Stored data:
========

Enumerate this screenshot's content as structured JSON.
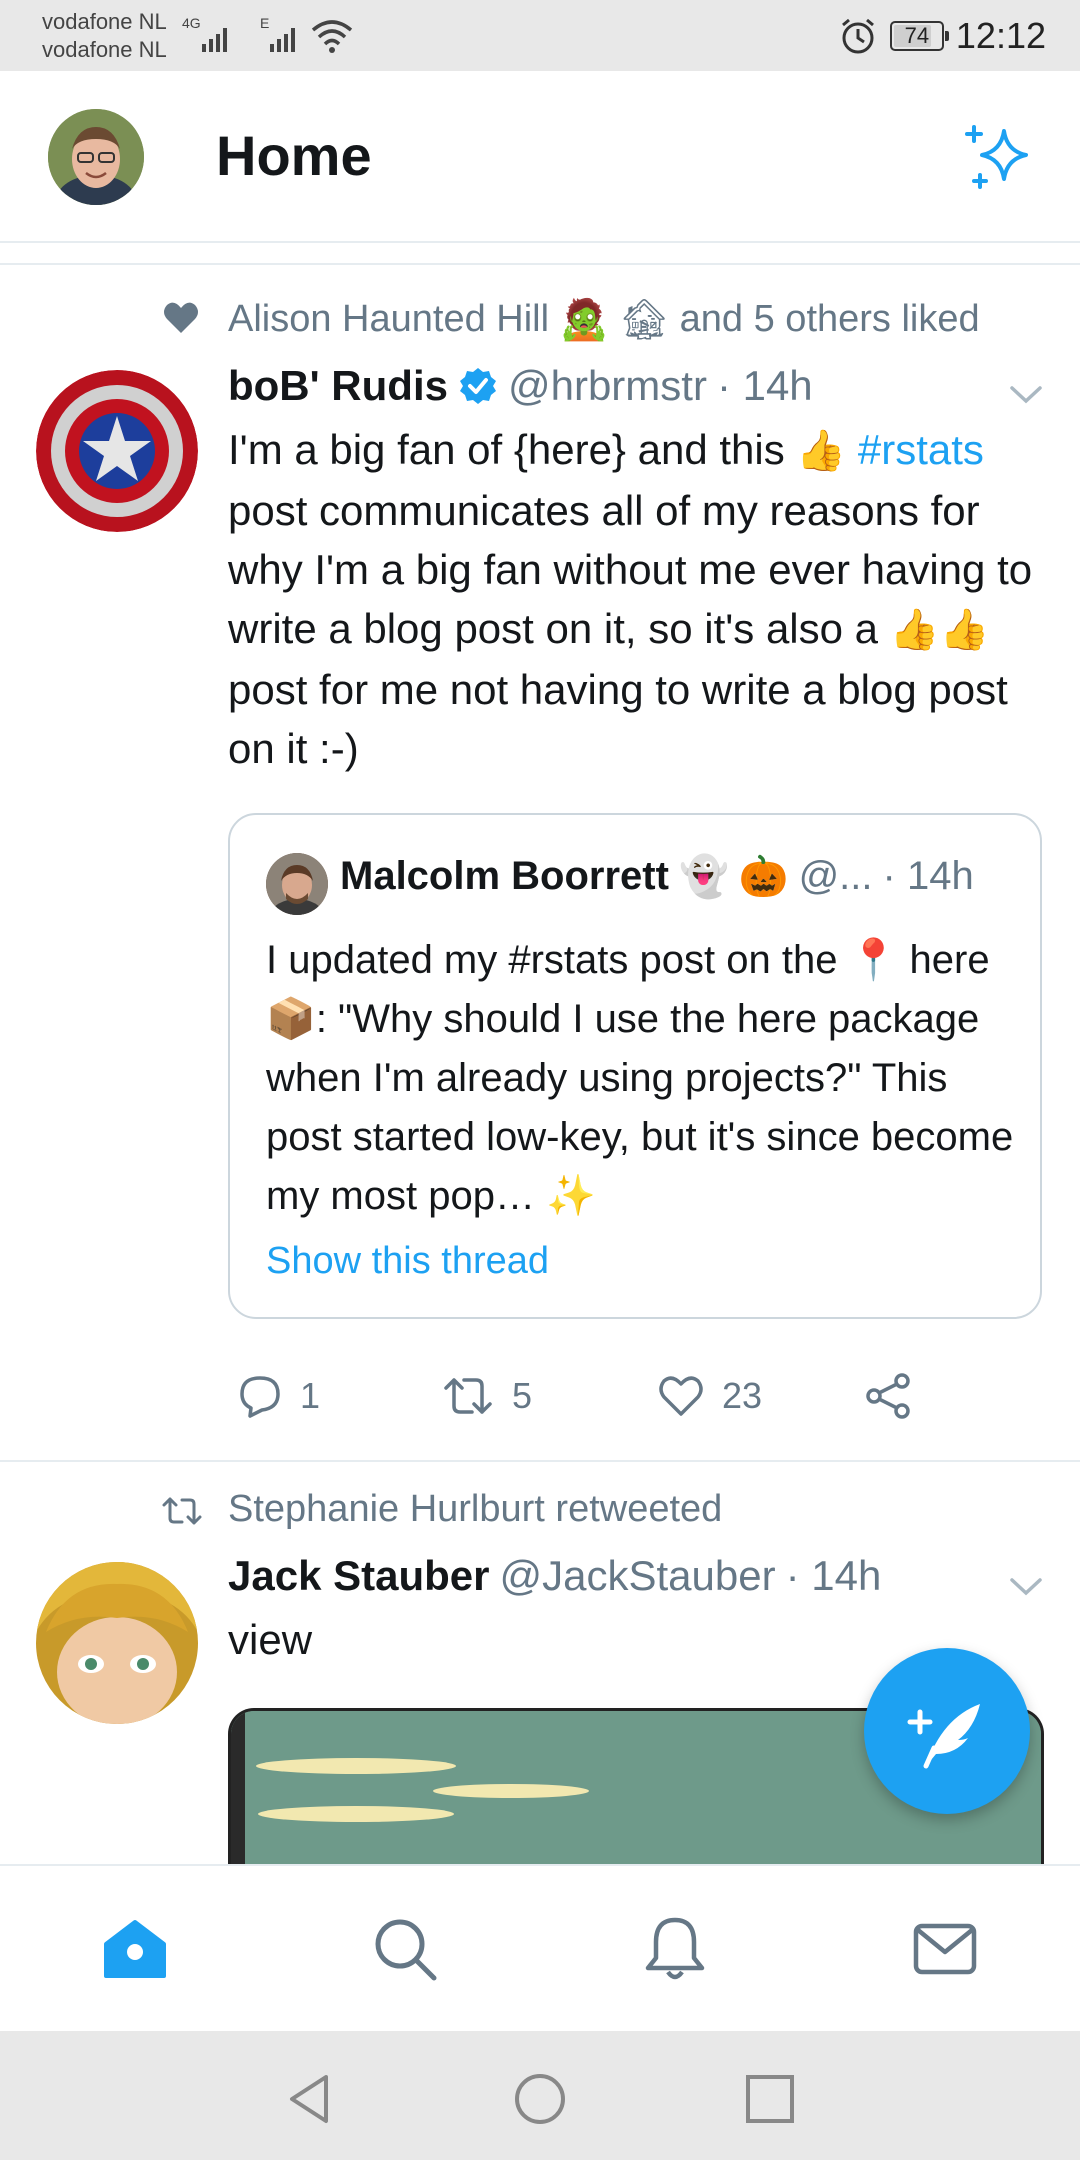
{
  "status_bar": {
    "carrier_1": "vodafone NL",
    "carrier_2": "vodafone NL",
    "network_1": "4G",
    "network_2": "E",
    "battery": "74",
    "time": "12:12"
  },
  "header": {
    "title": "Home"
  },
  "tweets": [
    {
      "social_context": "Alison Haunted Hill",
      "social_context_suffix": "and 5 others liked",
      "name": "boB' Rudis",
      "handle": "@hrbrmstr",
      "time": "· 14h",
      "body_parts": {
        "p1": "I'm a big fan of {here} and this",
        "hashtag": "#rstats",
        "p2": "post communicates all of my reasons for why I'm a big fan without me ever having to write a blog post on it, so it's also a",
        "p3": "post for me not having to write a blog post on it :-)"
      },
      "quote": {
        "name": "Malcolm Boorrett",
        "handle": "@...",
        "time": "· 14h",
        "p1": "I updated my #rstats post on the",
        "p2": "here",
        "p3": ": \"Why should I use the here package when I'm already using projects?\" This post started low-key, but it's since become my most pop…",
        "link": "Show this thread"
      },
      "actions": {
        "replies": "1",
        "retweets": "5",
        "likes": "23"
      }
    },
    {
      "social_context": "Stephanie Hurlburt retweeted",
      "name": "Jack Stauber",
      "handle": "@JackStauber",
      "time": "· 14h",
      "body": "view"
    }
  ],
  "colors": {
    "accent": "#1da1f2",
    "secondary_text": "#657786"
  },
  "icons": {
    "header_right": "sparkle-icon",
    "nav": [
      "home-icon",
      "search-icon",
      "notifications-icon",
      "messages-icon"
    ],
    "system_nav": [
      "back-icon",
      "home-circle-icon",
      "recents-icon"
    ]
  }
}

========

Leaving all pictures aside, quote each record exactly.

(RIGHT ANSWER)
Enumerate this screenshot's content as structured JSON.
{
  "status_bar": {
    "carrier_1": "vodafone NL",
    "carrier_2": "vodafone NL",
    "network_1": "4G",
    "network_2": "E",
    "battery": "74",
    "time": "12:12"
  },
  "header": {
    "title": "Home"
  },
  "tweets": [
    {
      "social_context": "Alison Haunted Hill",
      "social_context_suffix": "and 5 others liked",
      "name": "boB' Rudis",
      "handle": "@hrbrmstr",
      "time": "· 14h",
      "body_parts": {
        "p1": "I'm a big fan of {here} and this",
        "hashtag": "#rstats",
        "p2": "post communicates all of my reasons for why I'm a big fan without me ever having to write a blog post on it, so it's also a",
        "p3": "post for me not having to write a blog post on it :-)"
      },
      "quote": {
        "name": "Malcolm Boorrett",
        "handle": "@...",
        "time": "· 14h",
        "p1": "I updated my #rstats post on the",
        "p2": "here",
        "p3": ": \"Why should I use the here package when I'm already using projects?\" This post started low-key, but it's since become my most pop…",
        "link": "Show this thread"
      },
      "actions": {
        "replies": "1",
        "retweets": "5",
        "likes": "23"
      }
    },
    {
      "social_context": "Stephanie Hurlburt retweeted",
      "name": "Jack Stauber",
      "handle": "@JackStauber",
      "time": "· 14h",
      "body": "view"
    }
  ],
  "colors": {
    "accent": "#1da1f2",
    "secondary_text": "#657786"
  },
  "icons": {
    "header_right": "sparkle-icon",
    "nav": [
      "home-icon",
      "search-icon",
      "notifications-icon",
      "messages-icon"
    ],
    "system_nav": [
      "back-icon",
      "home-circle-icon",
      "recents-icon"
    ]
  }
}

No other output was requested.